- **Stated exercise**
Find each line with the word "text" and copy it.

- **Data in this exercise**
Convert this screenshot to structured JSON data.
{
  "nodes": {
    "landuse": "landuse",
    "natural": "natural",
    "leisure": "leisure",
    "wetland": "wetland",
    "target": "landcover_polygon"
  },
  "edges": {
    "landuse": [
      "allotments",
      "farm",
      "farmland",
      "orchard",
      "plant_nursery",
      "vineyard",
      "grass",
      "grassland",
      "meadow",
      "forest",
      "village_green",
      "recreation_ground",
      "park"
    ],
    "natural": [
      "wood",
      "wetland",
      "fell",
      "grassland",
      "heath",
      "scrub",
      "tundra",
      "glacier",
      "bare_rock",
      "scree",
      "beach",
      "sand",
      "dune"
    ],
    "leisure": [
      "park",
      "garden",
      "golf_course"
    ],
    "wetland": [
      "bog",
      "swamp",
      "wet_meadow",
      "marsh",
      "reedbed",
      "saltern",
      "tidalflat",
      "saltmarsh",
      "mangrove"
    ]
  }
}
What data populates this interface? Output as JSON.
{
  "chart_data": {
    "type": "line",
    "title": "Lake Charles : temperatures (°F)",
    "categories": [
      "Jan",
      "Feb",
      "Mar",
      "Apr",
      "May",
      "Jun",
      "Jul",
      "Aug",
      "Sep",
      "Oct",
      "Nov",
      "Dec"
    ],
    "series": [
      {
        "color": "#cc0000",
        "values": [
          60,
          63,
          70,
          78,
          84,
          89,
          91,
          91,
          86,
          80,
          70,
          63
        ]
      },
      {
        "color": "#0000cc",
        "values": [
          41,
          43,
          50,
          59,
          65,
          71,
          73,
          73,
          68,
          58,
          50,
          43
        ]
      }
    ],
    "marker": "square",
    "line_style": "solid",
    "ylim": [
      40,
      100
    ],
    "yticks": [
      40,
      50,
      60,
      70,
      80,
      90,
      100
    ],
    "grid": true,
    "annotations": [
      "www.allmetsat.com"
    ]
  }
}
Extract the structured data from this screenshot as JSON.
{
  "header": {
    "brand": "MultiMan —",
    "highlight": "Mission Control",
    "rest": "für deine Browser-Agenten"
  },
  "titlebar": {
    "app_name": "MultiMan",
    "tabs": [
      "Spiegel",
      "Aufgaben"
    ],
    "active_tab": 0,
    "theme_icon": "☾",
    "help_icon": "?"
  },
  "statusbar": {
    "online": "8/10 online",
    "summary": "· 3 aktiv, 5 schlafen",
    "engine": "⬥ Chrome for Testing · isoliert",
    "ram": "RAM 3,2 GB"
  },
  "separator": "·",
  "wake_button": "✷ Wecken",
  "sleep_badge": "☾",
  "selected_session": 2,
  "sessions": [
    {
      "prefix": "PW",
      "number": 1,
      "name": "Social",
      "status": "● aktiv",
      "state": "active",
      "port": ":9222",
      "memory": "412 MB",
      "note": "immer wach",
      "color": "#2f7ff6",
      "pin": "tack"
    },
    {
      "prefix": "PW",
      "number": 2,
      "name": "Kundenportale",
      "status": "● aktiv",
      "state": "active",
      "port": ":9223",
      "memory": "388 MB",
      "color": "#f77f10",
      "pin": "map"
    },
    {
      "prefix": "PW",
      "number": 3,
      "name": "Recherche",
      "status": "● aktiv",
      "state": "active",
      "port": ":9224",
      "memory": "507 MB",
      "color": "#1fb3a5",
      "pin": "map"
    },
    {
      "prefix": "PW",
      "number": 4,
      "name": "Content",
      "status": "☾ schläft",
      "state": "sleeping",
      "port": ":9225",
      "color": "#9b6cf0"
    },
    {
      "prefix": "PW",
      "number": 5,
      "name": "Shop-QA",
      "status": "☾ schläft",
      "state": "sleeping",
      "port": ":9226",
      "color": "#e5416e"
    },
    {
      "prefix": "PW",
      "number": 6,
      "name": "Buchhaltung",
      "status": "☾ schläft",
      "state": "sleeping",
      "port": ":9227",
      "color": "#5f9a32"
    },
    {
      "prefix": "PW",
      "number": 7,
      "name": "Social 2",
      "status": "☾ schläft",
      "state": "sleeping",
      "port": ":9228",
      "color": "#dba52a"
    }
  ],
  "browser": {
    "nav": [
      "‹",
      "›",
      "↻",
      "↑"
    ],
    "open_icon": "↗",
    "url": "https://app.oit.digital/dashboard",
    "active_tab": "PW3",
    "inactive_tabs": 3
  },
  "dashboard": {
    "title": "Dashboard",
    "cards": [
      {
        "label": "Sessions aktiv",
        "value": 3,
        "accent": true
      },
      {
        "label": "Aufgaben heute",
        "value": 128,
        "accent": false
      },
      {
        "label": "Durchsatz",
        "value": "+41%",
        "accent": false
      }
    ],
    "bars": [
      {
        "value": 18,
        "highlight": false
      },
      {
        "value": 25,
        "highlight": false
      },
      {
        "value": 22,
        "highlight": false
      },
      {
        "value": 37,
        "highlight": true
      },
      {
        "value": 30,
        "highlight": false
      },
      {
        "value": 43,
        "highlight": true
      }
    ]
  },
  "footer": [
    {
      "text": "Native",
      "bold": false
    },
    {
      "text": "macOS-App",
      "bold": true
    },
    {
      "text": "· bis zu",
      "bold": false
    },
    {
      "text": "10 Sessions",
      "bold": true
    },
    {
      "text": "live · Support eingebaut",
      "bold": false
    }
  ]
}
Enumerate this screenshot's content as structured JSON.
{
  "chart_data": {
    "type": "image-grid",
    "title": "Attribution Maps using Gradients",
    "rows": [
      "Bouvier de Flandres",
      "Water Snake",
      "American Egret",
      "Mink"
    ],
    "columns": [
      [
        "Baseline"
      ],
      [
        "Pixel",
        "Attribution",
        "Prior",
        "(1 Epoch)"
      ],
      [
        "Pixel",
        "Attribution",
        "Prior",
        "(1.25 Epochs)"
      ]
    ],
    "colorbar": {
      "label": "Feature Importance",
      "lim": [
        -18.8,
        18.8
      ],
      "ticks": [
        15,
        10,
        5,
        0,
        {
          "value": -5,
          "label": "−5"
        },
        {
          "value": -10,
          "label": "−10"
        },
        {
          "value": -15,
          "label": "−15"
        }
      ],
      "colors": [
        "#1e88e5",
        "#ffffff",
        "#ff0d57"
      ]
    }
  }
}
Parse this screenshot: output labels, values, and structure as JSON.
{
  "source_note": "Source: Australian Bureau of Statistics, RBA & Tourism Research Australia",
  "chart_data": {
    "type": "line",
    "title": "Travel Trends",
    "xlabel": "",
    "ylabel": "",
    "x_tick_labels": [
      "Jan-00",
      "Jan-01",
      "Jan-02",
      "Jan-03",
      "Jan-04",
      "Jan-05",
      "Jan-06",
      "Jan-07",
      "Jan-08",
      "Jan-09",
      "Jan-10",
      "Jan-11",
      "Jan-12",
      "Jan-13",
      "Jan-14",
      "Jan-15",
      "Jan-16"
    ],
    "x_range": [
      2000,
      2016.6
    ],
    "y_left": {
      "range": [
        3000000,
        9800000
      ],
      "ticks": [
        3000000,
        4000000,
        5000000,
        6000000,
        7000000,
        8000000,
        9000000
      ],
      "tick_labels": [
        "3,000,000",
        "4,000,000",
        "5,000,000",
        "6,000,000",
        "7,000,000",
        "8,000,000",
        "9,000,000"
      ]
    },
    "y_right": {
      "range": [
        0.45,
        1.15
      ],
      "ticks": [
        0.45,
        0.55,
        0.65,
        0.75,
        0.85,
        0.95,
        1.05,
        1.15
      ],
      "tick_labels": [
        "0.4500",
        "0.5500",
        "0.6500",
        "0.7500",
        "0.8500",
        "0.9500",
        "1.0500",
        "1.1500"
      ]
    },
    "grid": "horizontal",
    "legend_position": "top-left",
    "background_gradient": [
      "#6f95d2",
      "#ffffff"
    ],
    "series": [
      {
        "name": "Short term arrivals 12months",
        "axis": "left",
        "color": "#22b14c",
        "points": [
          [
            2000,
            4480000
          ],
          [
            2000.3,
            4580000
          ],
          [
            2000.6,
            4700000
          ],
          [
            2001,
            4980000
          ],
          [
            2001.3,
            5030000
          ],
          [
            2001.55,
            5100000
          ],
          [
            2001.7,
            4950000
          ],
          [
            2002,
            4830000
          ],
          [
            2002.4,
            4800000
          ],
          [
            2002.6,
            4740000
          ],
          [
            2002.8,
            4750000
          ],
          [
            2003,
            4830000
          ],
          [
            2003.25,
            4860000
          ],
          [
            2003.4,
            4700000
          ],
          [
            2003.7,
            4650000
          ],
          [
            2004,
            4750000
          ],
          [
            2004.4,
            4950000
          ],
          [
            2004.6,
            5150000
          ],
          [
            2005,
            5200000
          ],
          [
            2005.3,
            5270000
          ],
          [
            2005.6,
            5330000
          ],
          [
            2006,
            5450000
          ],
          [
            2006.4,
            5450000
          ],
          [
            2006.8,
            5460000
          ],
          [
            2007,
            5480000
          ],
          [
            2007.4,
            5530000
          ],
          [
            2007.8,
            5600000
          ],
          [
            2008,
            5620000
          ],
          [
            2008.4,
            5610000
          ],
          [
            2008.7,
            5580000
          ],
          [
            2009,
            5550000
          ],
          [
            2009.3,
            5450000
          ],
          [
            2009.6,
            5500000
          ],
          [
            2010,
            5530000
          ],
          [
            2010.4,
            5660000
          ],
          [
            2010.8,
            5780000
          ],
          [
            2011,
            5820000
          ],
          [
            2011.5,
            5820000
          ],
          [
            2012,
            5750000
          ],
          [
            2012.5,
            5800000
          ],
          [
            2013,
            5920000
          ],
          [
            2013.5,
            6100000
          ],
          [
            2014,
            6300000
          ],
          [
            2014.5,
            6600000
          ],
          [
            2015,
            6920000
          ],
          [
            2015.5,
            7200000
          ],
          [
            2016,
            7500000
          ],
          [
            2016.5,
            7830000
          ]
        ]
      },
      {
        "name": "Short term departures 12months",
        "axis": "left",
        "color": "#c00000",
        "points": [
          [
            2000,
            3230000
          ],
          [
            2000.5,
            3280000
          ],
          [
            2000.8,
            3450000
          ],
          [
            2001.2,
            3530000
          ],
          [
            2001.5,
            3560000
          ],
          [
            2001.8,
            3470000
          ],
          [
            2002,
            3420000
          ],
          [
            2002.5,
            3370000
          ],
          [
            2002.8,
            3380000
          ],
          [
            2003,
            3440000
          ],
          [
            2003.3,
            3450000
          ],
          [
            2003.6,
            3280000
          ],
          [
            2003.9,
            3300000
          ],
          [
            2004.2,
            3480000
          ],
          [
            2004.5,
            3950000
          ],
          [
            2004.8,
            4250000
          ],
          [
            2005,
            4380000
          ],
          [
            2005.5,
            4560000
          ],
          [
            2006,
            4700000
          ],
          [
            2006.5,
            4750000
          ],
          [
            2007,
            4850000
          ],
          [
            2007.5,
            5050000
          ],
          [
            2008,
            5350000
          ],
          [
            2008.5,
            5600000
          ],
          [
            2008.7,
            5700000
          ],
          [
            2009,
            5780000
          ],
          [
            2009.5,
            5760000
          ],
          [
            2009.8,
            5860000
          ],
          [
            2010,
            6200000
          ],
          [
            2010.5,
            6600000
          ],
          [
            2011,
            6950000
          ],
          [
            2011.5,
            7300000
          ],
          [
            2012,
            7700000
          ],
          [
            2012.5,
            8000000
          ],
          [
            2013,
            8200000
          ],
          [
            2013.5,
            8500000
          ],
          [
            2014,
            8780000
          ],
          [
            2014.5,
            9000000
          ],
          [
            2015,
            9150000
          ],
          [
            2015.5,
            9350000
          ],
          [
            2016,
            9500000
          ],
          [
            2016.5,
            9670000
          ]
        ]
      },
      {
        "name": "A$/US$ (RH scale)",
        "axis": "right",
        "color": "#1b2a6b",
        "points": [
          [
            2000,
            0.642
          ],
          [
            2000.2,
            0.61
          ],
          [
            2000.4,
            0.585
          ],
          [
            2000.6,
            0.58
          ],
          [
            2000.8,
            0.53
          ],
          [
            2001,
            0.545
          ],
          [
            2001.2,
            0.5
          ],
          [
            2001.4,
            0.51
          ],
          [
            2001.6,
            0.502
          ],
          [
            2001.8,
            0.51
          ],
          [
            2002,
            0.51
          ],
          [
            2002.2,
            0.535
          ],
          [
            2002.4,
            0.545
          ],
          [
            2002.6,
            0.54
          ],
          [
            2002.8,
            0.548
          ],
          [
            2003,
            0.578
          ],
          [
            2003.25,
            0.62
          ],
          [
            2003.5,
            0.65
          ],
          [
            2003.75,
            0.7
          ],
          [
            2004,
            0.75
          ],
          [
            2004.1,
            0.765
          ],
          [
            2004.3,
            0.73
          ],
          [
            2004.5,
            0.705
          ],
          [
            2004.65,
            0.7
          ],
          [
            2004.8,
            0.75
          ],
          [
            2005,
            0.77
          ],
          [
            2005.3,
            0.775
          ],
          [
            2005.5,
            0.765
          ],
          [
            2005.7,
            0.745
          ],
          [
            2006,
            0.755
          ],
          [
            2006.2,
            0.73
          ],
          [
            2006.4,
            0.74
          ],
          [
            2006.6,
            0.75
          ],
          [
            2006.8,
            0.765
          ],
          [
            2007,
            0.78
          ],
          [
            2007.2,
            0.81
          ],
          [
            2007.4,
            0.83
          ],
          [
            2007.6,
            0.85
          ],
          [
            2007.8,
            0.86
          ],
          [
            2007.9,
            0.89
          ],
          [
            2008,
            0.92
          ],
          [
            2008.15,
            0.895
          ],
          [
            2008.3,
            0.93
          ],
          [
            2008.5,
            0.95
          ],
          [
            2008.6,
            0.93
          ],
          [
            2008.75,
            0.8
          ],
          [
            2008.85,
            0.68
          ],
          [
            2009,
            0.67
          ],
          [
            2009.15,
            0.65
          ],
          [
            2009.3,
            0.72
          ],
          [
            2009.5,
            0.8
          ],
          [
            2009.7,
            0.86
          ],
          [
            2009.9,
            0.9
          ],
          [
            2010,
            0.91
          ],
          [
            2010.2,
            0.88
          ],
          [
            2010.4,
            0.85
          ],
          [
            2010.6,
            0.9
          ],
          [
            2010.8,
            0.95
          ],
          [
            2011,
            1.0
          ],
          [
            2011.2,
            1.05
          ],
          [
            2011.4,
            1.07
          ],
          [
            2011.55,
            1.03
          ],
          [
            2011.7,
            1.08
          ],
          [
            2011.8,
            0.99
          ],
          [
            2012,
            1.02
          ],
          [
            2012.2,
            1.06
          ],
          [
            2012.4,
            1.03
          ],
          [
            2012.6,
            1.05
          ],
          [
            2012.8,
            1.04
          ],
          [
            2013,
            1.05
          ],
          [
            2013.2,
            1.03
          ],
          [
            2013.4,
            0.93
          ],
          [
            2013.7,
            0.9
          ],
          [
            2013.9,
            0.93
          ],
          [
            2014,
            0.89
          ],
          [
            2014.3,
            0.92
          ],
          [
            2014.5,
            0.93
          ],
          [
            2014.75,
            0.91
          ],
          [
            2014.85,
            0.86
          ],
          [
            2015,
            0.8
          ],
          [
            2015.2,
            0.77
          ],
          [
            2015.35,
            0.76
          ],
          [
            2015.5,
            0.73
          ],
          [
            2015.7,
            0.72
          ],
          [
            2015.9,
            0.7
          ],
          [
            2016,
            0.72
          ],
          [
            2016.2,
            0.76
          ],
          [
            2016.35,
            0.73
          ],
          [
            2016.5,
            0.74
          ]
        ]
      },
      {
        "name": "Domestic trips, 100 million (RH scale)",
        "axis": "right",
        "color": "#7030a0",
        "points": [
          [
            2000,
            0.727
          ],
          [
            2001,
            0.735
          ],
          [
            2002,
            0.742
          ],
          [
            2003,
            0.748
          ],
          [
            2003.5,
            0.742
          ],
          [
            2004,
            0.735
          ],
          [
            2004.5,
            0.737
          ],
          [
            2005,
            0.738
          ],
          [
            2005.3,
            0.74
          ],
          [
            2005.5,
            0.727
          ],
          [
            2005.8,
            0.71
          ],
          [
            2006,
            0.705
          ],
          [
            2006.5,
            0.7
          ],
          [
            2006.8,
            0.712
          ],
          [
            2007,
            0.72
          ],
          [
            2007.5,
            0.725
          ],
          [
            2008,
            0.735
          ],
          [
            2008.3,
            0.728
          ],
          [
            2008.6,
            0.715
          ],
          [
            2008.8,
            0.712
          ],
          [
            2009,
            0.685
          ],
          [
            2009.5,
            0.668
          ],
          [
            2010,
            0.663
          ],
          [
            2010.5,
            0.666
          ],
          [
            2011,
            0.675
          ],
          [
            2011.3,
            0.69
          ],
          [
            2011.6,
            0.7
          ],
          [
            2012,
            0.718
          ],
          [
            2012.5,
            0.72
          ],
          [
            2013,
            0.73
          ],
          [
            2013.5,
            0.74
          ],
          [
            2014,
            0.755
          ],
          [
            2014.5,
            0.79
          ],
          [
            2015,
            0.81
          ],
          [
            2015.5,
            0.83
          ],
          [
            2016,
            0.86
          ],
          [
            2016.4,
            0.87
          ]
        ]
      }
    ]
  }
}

- **Reply**
      "text": "Native",
      "text": "macOS-App",
      "text": "· bis zu",
      "text": "10 Sessions",
      "text": "live · Support eingebaut",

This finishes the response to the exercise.